▶ _Actions to take_
a – In the patent claims, what is the conductive brush of claim 5 made of?
b – Reproduce the passage of the patent claims starting at "5. An apparatus" and ending at "a correction circuit.".

━━━━━ Text block ━━━━━

Attorney, Agent or Firm: Fitzpatrick, Cella, Harper & Scinto
Claims
What is claimed is:
1. An image forming apparatus, comprising:
recording electrodes electrically isolated from each other;
recording medium movable relative to said recording electrodes;
developer supply means for supplying an electrically conductive developer
into between said recording electrodes and said recording medium;
developer removing means contactable to the recording medium to remove the
developer from said recording medium;
detecting means for detecting an amount of electricity in said removing
means; and
means for controlling a bias voltage applied to said removing means in
accordance with an output of said detecting means.
2. An apparatus according to claim 1, wherein said developer removing means
is made of electrically conductive soft material.
3. An apparatus according to claim 2, wherein said removing means is made
of an electrically conductive blade.
4. An apparatus according to claim 2, wherein said developer removing means
is made of an electrically conductive brush.
5. An apparatus according to claim 4, wherein said conductive brush is made
of carbon fibers.
6. An apparatus according to claim 1, wherein said apparatus displays an
image formed by the developer on said recording medium
7. An apparatus according to claim 1, wherein said apparatus displays an
image by the developer on said recording medium, and wherein said removing
means removes the developer from said recording medium after contribution
thereof for the display.
8. An apparatus according to claim 1, wherein said detecting means detects
triboelectric charge produced by friction between said removing means and
said recording medium.
9. An apparatus according to claim 1, wherein said detecting means includes
a circuit for detecting triboelectric charge produced by friction between
said removing means and said recording medium and a correction circuit.
10. An apparatus according to claim 9, wherein said correcting circuit
corrects a bias voltage in accordance with a speed of said recording
medium.
11. An apparatus according to claim 9, wherein said correcting circuit
corrects a bias voltage in accordance with time of use of the developer.
12. An image forming apparatus, comprising:
recording electrodes electrically isolated from each other;
a recording medium movable relative to said recording electrodes;
developer supply means for supplying a conductive developer into between
said recording electrodes and said recording medium;
developer removing means made of a conductive soft material and contactable
to said recording medium to remove the developer from said recording
medium;
detecting means for detecting as a quantity of electricity electric charge
produced by friction between said removing means and said recording
medium; and
control means for controlling a bias voltage applied to said removing means
in accordance with an output of said detecting means.

━━━━━ Stored records ━━━━━

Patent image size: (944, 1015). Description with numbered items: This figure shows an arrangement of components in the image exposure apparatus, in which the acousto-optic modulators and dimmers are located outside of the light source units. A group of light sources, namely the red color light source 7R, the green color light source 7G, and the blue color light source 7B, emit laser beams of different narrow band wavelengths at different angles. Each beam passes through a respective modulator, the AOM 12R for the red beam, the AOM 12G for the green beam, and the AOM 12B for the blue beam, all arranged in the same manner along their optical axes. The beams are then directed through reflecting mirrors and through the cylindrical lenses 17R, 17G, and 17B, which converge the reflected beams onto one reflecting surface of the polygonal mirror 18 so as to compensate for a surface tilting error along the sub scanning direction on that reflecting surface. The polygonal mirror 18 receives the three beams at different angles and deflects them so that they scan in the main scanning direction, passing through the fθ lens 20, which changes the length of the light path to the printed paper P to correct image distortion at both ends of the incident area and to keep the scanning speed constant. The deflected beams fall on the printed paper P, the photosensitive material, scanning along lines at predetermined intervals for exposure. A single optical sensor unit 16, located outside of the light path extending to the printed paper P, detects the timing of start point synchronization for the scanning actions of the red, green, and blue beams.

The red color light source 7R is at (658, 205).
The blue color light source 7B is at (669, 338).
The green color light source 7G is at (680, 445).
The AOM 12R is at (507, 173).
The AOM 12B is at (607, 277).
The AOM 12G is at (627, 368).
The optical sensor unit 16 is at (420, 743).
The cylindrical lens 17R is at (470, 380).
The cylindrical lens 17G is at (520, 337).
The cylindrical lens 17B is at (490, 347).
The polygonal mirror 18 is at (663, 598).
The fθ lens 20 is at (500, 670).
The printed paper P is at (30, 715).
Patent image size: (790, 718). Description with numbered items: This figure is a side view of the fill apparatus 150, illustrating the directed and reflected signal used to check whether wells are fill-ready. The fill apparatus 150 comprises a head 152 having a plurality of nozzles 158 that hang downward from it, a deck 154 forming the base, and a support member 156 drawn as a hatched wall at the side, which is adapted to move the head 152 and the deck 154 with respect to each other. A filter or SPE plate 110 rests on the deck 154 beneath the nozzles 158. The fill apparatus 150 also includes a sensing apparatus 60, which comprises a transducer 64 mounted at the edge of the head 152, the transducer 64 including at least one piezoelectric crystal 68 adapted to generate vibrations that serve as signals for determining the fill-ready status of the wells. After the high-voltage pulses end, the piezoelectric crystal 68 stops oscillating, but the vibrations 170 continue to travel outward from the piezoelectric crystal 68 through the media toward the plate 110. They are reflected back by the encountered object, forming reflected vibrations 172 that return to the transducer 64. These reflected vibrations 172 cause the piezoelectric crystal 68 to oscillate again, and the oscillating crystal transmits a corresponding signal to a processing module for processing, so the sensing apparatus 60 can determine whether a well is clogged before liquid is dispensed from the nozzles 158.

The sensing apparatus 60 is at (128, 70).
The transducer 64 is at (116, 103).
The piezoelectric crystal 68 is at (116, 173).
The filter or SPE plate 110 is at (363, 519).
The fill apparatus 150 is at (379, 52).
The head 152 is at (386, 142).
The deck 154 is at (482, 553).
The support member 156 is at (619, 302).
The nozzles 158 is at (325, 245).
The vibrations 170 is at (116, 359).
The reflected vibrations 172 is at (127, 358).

━━━━━

▶ _Answers for the tasks_
a – Carbon fibers.

b –
5. An apparatus according to claim 4, wherein said conductive brush is made
of carbon fibers.
6. An apparatus according to claim 1, wherein said apparatus displays an
image formed by the developer on said recording medium
7. An apparatus according to claim 1, wherein said apparatus displays an
image by the developer on said recording medium, and wherein said removing
means removes the developer from said recording medium after contribution
thereof for the display.
8. An apparatus according to claim 1, wherein said detecting means detects
triboelectric charge produced by friction between said removing means and
said recording medium.
9. An apparatus according to claim 1, wherein said detecting means includes
a circuit for detecting triboelectric charge produced by friction between
said removing means and said recording medium and a correction circuit.